:: 元の文章 ::

はじめに
2025年9月9日、国際標準化機構(ISO)とGHGプロトコル(GHG Protocol)は、 温室効果ガス(GHG)排出量の測定・報告に関する既存の標準群を 「統合(ハーモナイズ)」し、今後は共同で新たな標準を策定する 戦略的パートナーシップを発表しました。発表はワシントンD.C.にて行われ、 断片化した基準の整理と単一の「共通言語」づくりを明確に打ち出しています。
発表の要点(ポイント)
- ISO ISO1406XシリーズとGHGプロトコル(Corporate / Scope 2 / Scope 3)を中核に、共同ブランド(デュアルロゴ)による統合標準を展開。
- 企業・投資家・監査人・政策担当者が依拠できる、用語・測定・報告の一貫した枠組みを提供。
- 製品カーボンフットプリント(PCF)を含む共同の新規格も策定予定。バリューチェーンの粒度高いデータ取得ニーズに対応。
- ISSBやG7関連ビジネスコミュニティ(B7)からの整合要求に呼応し、市場の混乱と報告負担の低減を目指す。

:::

* _やること_
**A.** ISOとGHGプロトコルの提携についての文章を読んで、次の問いに答えてください。
(i) 発表はどこで行われましたか。
(ii) 共同で作る予定の新しい規格には、何が含まれると書かれていますか。
(iii) 統合された標準は、どんなブランドで出されますか。
**B.** ISOとGHGプロトコルの提携についての文章を、最後の項目のあとから書き進めてください。
記録はこの文章とは別のところから取ったものです。

:: 記録データ ::

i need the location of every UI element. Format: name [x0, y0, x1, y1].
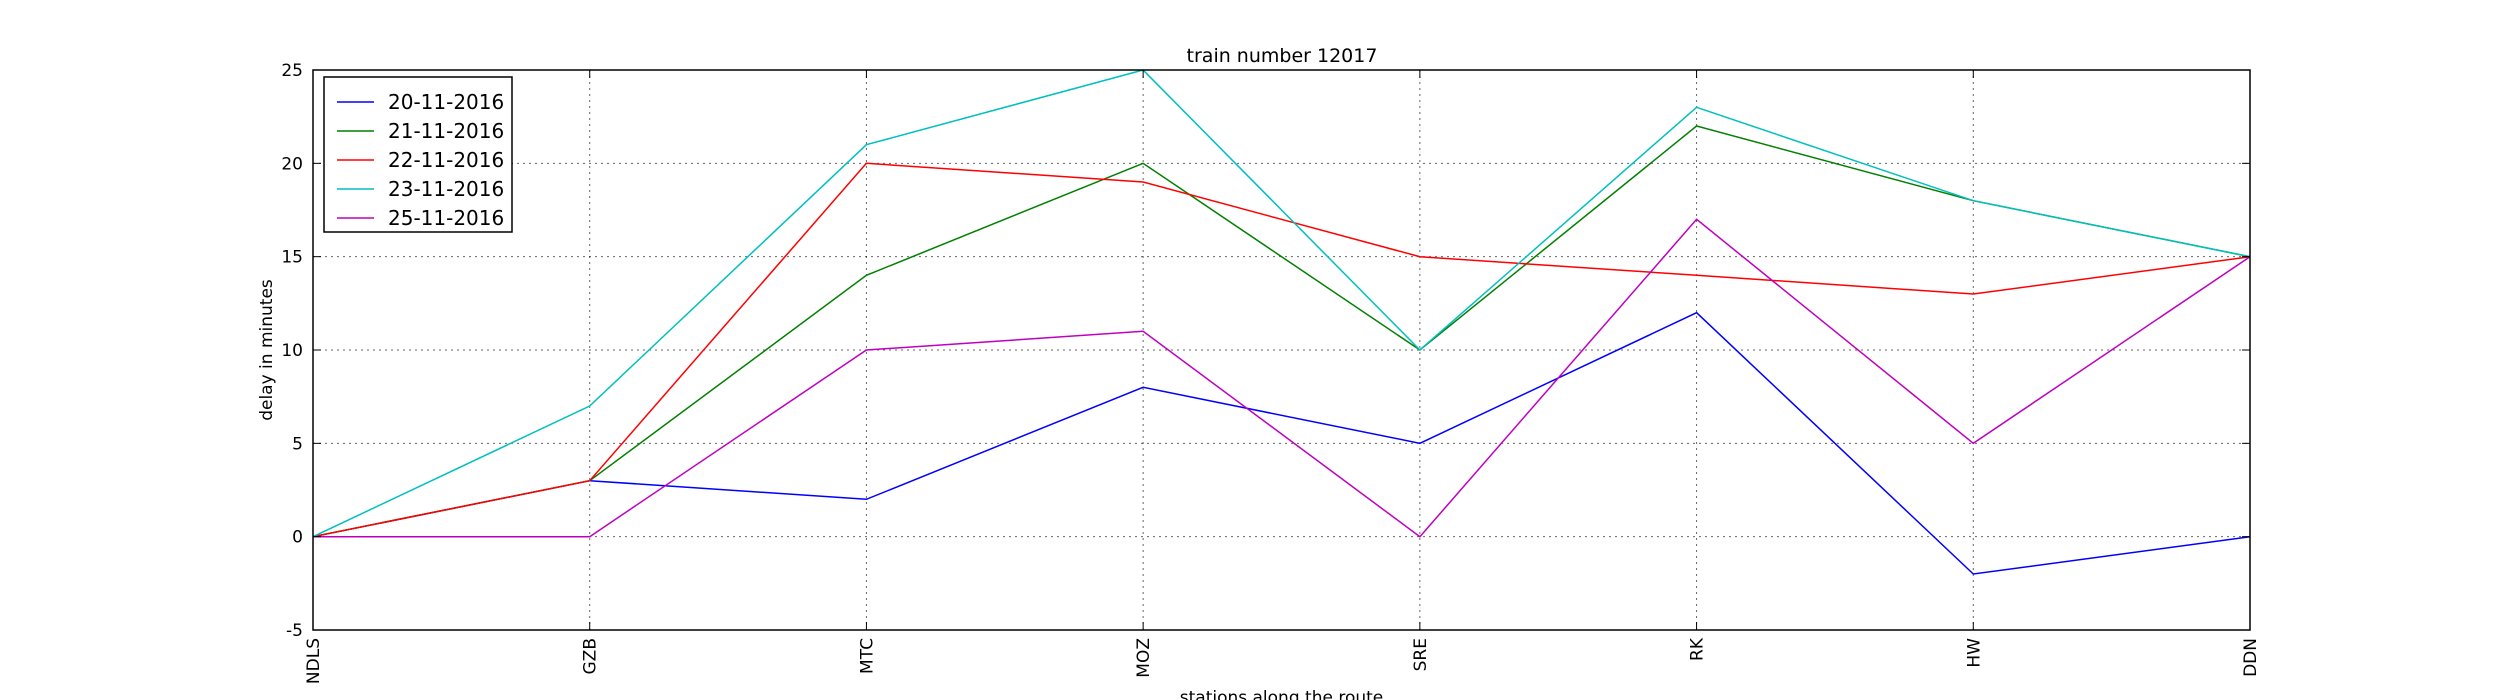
x-tick-label: DDN — [2241, 638, 2261, 677]
y-tick-label: 20 — [281, 154, 303, 174]
series-line — [312, 125, 2251, 538]
x-tick-label: MTC — [857, 638, 877, 674]
plot-area-frame — [312, 69, 2251, 631]
axis-ticks: -5 0 5 10 15 20 25 NDLS GZB MTC MOZ SRE RK HW DDN — [281, 61, 2261, 684]
y-tick-label: 25 — [281, 61, 303, 81]
y-tick-label: 5 — [292, 434, 303, 454]
legend: 20-11-2016 21-11-2016 22-11-2016 23-11-2016… — [323, 76, 513, 233]
legend-label: 21-11-2016 — [388, 119, 504, 143]
series-line — [312, 69, 2251, 538]
x-tick-label: HW — [1964, 638, 1984, 668]
x-axis-label: stations along the route — [1180, 688, 1384, 700]
x-tick-label: RK — [1688, 637, 1708, 661]
legend-label: 23-11-2016 — [388, 177, 504, 201]
legend-label: 25-11-2016 — [388, 206, 504, 230]
series-line — [313, 218, 2251, 538]
x-tick-label: MOZ — [1134, 638, 1154, 678]
grid — [313, 70, 2250, 630]
series-line — [312, 311, 2251, 575]
x-tick-label: SRE — [1411, 638, 1431, 671]
y-tick-label: 10 — [281, 341, 303, 361]
x-tick-label: NDLS — [304, 638, 324, 684]
legend-label: 22-11-2016 — [388, 148, 504, 172]
series-lines — [312, 69, 2251, 575]
y-tick-label: 15 — [281, 248, 303, 268]
series-line — [312, 162, 2251, 538]
y-tick-label: -5 — [286, 621, 303, 641]
legend-frame — [323, 76, 513, 233]
y-axis-label: delay in minutes — [257, 279, 277, 421]
chart-title: train number 12017 — [1187, 45, 1378, 67]
y-tick-label: 0 — [292, 528, 303, 548]
x-tick-label: GZB — [581, 638, 601, 674]
legend-label: 20-11-2016 — [388, 90, 504, 114]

:::

* _解答_
**A.**
(i) ワシントンD.C.
(ii) 製品カーボンフットプリント(PCF)
(iii) 共同ブランド(デュアルロゴ)

**B.**
何が「統合」されるのか
これまで別々に進んでいたISOとGHGプロトコルの標準開発を、 共通ポートフォリオとして整合します。 具体的には、ISO 1406XシリーズとGHGプロトコルの企業会計・スコープ2・スコープ3標準が 協調され、用語定義や算定・報告のルールが相互に矛盾しない形で提示されます。
企業・自治体・検証機関への影響
- 整合性の向上:規制・開示(ISSB等)と現場の算定実務をつなぐ「一本化された言語」により、比較可能性が高まります。
- 負担の軽減:重複対応や基準間ギャップの説明が減り、内部統制・監査の効率化が期待されます。
- 意思決定の迅速化:共通フレームにより、投資・調達・サプライヤー連携の判断が加速します。
実務上の示唆(当面の見通し)
- 現行のGHGプロトコルやISOの運用は直ちに失効しません。統合版の公表に向けた技術プロセスが開始されます。
- PCF標準の共同策定が明示されたため、製品レベル算定(EPD/CFP等)との整合が強化される見込みです。
- 国内外の開示制度や取引プラットフォームは、統合標準の採用を前提とした更新を検討すると想定されます。
まとめ
本提携は、GHG算定方法の「分断」を解消し、計測から開示までの一貫性を高める 重要な転換点です。共通言語の確立は、企業実務の負荷を下げると同時に、 投資家や規制当局が求める比較可能性・信頼性を強化します。今後の統合標準の公開と 実務ガイダンスの整備を注視しつつ、既存プロセスの整合点検を段階的に進めることを推奨いたします。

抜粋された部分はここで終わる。